==== DATASET ENTRIES ====

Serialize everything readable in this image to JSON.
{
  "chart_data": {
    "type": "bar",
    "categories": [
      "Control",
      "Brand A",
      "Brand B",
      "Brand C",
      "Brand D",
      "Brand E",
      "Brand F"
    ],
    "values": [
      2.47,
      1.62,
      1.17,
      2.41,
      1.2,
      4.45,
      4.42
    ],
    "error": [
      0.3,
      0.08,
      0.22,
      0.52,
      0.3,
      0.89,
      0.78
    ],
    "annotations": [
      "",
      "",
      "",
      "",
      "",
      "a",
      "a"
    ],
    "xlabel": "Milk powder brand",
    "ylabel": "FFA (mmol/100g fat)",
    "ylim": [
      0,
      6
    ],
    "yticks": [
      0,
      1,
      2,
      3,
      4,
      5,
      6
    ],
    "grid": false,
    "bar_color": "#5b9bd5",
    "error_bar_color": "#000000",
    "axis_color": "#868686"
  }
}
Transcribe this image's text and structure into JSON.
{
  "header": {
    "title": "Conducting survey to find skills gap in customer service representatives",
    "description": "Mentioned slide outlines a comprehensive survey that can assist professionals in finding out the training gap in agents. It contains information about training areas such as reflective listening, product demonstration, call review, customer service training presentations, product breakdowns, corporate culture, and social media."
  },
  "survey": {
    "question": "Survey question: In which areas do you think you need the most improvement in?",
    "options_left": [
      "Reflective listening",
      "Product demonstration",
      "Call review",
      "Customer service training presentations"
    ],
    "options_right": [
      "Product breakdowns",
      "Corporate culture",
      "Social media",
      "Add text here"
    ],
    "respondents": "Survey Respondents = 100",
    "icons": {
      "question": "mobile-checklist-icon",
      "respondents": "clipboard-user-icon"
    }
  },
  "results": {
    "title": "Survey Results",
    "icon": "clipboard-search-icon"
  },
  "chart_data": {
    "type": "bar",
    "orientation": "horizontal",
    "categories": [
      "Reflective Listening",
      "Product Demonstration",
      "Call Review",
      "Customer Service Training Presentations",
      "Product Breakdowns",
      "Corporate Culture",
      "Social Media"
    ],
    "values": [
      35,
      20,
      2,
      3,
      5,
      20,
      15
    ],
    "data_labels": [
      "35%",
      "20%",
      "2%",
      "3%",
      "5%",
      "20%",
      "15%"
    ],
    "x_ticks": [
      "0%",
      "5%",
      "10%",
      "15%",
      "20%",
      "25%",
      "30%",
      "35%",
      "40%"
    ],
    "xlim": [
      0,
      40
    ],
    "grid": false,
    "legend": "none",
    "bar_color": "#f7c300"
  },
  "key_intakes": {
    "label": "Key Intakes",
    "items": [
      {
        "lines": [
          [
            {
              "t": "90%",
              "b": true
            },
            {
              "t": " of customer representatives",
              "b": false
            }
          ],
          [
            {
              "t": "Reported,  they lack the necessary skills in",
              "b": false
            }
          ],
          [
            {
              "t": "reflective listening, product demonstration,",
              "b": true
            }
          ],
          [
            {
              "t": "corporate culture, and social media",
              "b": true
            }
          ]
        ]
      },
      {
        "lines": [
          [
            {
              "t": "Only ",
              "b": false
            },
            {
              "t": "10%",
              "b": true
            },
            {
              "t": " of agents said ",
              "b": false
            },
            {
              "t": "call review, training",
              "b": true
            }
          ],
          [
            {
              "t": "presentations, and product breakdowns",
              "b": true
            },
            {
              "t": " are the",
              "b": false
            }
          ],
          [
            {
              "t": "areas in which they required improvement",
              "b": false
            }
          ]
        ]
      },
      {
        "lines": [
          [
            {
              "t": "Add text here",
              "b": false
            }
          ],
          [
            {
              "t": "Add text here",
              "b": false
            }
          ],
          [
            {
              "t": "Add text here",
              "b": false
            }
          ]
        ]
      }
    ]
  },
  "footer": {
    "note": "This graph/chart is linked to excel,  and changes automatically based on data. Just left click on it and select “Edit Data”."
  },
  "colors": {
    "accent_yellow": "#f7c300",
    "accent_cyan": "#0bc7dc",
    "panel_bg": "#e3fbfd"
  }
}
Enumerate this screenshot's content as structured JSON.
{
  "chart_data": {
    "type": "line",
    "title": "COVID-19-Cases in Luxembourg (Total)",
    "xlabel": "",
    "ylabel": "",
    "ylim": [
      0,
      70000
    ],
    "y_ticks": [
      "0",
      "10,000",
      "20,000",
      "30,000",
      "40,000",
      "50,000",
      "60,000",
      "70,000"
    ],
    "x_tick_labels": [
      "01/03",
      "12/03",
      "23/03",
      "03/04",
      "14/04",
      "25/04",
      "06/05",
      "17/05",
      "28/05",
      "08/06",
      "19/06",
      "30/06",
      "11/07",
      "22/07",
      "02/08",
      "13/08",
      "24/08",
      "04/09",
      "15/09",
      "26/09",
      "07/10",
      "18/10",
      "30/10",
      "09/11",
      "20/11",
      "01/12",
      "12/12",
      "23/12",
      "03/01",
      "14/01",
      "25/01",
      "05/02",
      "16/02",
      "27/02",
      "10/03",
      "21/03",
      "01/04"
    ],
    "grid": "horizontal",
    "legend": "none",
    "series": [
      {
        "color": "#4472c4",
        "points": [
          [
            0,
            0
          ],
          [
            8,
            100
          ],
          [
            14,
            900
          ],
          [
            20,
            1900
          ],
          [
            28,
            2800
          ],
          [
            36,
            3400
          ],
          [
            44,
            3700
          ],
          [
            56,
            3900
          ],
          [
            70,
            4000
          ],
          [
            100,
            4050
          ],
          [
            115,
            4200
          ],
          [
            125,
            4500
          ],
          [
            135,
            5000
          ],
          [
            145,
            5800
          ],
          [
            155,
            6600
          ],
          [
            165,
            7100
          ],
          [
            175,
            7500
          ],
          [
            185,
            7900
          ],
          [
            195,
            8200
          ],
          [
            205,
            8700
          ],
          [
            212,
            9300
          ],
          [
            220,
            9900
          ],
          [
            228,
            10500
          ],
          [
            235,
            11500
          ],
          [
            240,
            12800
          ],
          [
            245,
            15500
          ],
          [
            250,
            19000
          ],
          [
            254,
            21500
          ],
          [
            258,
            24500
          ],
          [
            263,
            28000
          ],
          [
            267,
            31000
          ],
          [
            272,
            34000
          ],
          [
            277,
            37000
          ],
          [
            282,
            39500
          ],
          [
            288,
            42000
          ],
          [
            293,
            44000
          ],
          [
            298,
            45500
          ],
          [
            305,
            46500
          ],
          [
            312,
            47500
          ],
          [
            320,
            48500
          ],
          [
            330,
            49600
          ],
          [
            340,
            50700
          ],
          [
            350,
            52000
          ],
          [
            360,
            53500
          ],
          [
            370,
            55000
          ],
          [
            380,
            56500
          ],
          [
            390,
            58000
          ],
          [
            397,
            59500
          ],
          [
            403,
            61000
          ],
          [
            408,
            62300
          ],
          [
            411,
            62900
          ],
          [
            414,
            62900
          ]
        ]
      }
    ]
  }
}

====

* _TASK STATEMENT_:
Scan the records for the string "JSON". Copy each line in which it appears.

* _EXERCISE SOLUTION_:
Serialize everything readable in this image to JSON.
Transcribe this image's text and structure into JSON.
Enumerate this screenshot's content as structured JSON.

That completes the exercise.